**Supplied entries**

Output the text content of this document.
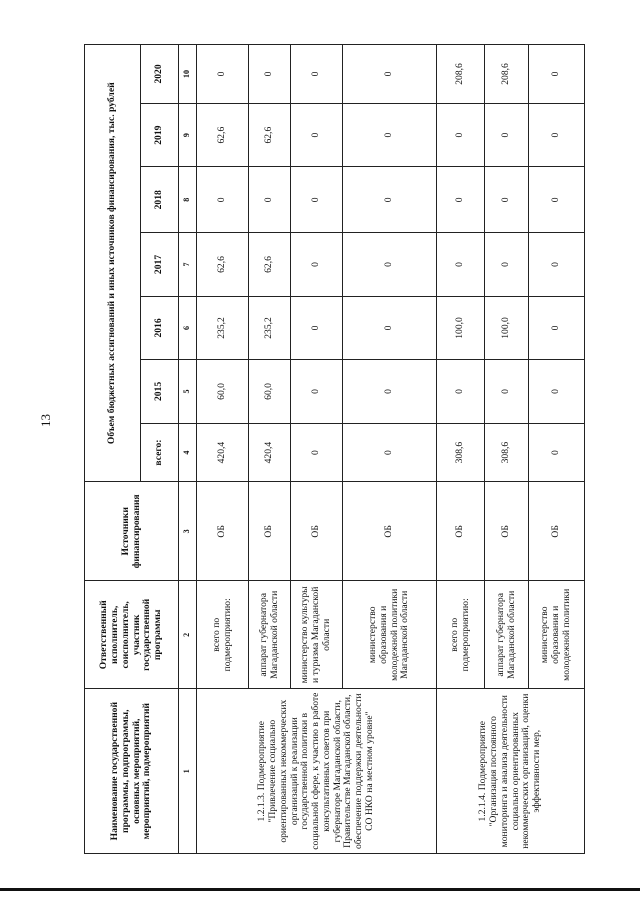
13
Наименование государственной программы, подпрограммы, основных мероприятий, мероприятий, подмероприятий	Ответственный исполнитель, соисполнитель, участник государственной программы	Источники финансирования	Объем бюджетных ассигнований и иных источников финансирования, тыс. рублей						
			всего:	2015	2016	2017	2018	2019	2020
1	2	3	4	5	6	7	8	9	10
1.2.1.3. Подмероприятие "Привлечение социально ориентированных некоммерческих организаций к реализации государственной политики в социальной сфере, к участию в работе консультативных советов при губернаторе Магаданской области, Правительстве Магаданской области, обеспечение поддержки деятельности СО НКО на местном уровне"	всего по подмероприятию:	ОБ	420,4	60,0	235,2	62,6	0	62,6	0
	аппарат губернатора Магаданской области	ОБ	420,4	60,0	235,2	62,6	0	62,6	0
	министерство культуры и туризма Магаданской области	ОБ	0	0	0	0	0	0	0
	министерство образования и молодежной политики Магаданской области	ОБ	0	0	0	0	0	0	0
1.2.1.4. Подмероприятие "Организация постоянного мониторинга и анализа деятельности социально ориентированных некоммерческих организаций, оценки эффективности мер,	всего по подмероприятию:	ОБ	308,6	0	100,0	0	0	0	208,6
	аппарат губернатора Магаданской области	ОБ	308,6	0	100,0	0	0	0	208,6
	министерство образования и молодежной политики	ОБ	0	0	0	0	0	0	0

**Problem details**
Give the data above again in full and unchanged, skipping the pictures.

**Result for this exercise**
Output the text content of this document.
13
Наименование государственной программы, подпрограммы, основных мероприятий, мероприятий, подмероприятий	Ответственный исполнитель, соисполнитель, участник государственной программы	Источники финансирования	Объем бюджетных ассигнований и иных источников финансирования, тыс. рублей						
			всего:	2015	2016	2017	2018	2019	2020
1	2	3	4	5	6	7	8	9	10
1.2.1.3. Подмероприятие "Привлечение социально ориентированных некоммерческих организаций к реализации государственной политики в социальной сфере, к участию в работе консультативных советов при губернаторе Магаданской области, Правительстве Магаданской области, обеспечение поддержки деятельности СО НКО на местном уровне"	всего по подмероприятию:	ОБ	420,4	60,0	235,2	62,6	0	62,6	0
	аппарат губернатора Магаданской области	ОБ	420,4	60,0	235,2	62,6	0	62,6	0
	министерство культуры и туризма Магаданской области	ОБ	0	0	0	0	0	0	0
	министерство образования и молодежной политики Магаданской области	ОБ	0	0	0	0	0	0	0
1.2.1.4. Подмероприятие "Организация постоянного мониторинга и анализа деятельности социально ориентированных некоммерческих организаций, оценки эффективности мер,	всего по подмероприятию:	ОБ	308,6	0	100,0	0	0	0	208,6
	аппарат губернатора Магаданской области	ОБ	308,6	0	100,0	0	0	0	208,6
	министерство образования и молодежной политики	ОБ	0	0	0	0	0	0	0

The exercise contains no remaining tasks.